Figure record listings

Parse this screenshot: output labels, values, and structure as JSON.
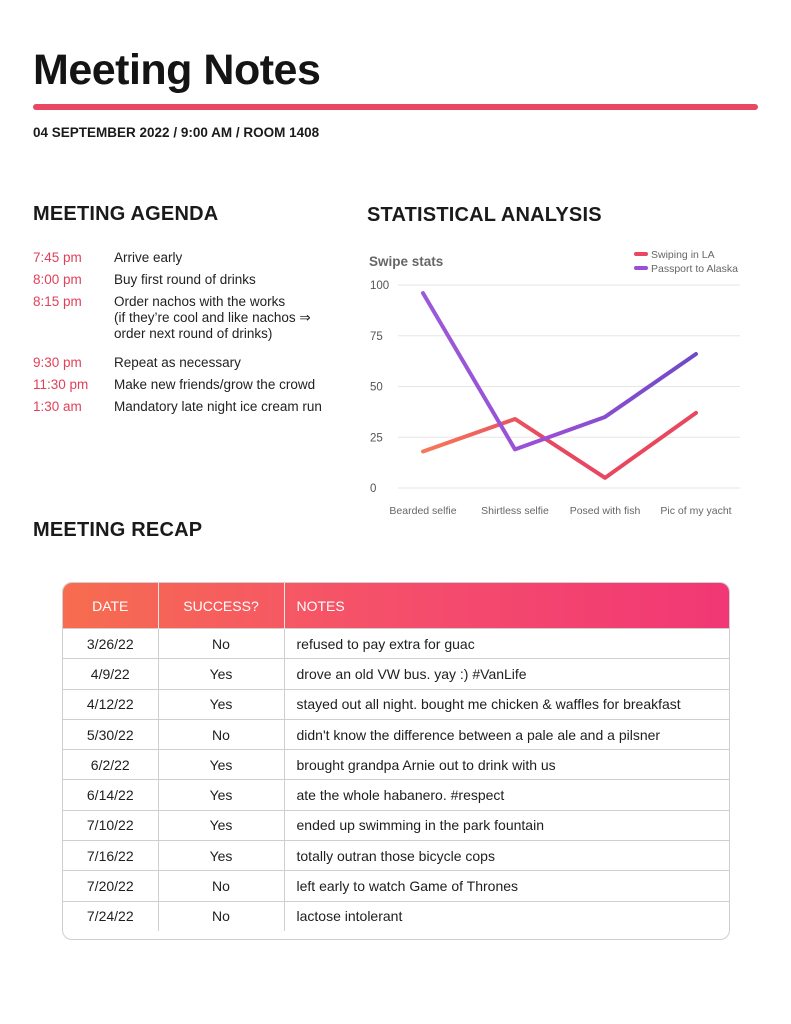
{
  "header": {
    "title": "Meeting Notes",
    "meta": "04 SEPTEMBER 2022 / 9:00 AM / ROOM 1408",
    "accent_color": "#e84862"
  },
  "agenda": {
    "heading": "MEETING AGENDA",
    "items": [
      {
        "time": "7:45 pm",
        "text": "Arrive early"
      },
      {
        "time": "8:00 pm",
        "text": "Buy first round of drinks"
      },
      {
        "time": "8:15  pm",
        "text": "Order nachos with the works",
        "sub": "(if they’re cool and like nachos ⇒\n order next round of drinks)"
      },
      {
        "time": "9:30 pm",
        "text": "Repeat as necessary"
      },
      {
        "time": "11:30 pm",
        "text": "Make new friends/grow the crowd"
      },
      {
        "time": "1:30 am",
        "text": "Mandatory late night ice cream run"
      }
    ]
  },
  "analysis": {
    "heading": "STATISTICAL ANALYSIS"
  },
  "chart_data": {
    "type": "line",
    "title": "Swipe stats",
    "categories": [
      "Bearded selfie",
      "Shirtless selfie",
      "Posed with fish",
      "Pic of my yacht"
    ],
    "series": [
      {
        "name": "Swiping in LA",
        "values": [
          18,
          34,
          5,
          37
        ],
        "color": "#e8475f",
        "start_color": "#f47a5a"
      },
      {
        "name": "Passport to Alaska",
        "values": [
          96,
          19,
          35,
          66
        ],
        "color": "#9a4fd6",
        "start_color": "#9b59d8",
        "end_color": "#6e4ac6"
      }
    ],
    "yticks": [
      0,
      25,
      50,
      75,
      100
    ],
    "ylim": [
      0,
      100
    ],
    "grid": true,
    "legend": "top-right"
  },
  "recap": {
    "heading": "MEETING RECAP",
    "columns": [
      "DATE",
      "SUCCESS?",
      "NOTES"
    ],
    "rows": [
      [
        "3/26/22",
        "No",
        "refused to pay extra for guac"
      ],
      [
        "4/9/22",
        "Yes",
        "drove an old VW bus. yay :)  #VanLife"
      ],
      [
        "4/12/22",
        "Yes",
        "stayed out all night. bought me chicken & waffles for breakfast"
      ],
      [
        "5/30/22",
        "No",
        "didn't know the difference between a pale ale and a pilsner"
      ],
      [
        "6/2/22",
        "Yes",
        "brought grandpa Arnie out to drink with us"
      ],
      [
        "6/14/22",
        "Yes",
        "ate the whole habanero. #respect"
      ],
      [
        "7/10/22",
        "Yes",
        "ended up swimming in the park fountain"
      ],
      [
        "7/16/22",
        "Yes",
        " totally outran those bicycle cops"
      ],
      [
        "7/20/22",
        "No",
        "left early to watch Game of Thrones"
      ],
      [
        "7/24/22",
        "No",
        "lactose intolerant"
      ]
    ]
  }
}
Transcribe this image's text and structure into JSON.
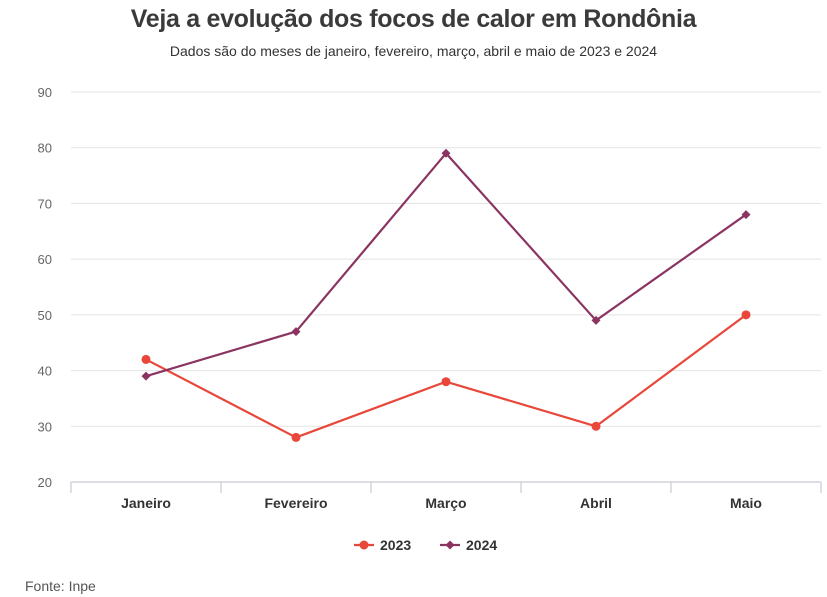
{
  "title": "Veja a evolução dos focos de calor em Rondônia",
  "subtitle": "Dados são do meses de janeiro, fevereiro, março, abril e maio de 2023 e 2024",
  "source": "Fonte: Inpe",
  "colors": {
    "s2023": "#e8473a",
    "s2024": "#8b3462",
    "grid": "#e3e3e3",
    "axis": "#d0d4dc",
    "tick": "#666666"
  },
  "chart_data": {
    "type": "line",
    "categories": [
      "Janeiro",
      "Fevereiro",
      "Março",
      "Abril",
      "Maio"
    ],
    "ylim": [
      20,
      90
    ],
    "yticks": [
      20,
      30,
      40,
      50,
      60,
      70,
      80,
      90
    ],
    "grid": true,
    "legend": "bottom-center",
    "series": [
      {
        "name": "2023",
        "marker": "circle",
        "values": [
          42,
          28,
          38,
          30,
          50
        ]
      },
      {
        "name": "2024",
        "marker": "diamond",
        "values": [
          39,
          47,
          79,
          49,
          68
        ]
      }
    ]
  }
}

*REQUIREMENT*
Extract every line from the records above that contains the word "heading".

*TASK OUTPUT*
    "heading": "MEETING AGENDA",
    "heading": "STATISTICAL ANALYSIS"
    "heading": "MEETING RECAP",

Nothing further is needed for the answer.